[start TASK DATA]

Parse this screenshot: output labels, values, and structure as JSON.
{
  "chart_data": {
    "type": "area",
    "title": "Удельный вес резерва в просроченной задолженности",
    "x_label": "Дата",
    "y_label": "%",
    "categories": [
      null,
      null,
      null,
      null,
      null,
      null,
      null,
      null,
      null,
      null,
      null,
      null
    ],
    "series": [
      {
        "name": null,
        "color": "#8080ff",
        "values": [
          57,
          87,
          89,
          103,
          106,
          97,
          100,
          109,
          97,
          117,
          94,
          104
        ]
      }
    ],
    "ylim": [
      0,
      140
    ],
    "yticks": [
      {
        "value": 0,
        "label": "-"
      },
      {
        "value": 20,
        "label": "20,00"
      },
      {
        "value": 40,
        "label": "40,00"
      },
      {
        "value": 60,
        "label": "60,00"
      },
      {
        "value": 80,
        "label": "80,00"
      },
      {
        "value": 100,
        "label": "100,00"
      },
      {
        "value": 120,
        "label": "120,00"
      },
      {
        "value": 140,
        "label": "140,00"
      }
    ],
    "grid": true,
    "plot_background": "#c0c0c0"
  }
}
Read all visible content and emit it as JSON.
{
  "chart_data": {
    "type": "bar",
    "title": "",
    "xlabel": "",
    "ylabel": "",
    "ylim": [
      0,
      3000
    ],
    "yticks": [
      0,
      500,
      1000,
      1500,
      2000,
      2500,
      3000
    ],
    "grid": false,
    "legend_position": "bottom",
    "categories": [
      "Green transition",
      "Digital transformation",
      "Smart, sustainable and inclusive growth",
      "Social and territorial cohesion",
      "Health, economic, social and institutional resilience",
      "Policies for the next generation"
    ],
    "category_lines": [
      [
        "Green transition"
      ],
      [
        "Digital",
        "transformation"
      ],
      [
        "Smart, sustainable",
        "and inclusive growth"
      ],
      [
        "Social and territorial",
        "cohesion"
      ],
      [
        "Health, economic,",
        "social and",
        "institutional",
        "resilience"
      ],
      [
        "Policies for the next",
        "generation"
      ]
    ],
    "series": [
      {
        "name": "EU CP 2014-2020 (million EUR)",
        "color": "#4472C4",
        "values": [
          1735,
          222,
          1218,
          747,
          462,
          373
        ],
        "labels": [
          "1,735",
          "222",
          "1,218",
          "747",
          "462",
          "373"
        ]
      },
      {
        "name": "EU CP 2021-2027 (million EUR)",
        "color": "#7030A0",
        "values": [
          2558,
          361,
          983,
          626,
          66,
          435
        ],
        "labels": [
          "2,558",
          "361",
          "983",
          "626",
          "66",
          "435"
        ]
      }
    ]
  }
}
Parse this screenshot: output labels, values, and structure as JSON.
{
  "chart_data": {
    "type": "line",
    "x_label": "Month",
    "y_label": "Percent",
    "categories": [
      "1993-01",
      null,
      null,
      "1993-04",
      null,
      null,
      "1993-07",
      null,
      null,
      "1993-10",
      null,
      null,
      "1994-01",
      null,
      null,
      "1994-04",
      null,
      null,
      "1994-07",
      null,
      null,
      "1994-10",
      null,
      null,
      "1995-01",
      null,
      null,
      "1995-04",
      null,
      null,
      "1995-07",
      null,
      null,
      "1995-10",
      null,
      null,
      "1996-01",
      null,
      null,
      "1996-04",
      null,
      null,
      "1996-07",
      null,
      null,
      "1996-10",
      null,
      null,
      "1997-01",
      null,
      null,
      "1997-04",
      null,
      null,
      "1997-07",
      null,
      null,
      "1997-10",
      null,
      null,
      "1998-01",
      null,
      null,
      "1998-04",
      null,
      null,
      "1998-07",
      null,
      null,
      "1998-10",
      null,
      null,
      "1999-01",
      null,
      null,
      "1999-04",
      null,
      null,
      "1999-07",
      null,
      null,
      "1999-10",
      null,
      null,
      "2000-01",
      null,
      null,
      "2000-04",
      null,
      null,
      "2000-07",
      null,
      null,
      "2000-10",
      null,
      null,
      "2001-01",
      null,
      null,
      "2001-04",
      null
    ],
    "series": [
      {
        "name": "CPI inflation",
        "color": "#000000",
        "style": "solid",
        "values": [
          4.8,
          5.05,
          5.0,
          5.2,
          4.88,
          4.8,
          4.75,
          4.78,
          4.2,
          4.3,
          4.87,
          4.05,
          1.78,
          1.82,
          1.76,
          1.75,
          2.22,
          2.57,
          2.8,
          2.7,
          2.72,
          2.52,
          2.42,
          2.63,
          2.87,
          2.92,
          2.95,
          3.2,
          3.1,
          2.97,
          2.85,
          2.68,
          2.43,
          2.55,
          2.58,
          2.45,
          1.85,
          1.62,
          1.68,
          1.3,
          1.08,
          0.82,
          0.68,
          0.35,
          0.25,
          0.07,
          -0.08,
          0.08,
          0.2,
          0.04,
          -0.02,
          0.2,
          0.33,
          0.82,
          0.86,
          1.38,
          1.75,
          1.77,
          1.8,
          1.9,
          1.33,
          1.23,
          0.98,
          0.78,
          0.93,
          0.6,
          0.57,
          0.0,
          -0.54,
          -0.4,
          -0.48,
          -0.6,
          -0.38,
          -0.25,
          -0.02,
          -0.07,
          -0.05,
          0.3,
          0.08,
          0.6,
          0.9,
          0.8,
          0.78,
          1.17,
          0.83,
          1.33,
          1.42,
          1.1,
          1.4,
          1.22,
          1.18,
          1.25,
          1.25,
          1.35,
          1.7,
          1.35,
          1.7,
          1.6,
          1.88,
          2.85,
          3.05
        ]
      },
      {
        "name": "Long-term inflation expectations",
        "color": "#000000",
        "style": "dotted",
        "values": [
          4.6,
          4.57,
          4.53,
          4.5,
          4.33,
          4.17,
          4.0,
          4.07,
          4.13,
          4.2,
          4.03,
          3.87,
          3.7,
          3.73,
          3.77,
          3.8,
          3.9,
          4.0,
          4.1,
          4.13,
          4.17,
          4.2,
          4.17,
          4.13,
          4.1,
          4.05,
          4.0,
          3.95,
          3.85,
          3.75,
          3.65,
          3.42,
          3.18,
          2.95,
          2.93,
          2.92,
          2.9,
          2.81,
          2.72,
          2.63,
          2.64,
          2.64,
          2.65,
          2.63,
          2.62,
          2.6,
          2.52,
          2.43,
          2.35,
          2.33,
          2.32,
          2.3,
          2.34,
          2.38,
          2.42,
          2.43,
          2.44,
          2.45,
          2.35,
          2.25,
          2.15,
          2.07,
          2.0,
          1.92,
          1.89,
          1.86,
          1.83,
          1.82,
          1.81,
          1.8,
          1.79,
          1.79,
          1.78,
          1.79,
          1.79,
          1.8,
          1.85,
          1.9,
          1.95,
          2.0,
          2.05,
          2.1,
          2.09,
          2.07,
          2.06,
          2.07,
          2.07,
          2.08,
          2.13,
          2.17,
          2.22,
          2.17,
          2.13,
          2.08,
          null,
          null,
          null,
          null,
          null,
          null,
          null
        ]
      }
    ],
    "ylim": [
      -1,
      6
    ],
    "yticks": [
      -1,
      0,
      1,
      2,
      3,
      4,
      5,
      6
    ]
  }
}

[end TASK DATA]

*WHAT TO WORK ON*
Go through the material and copy out every line with "Green" in it.

*OUTPUT FOR THIS EXERCISE*
      "Green transition",
        "Green transition"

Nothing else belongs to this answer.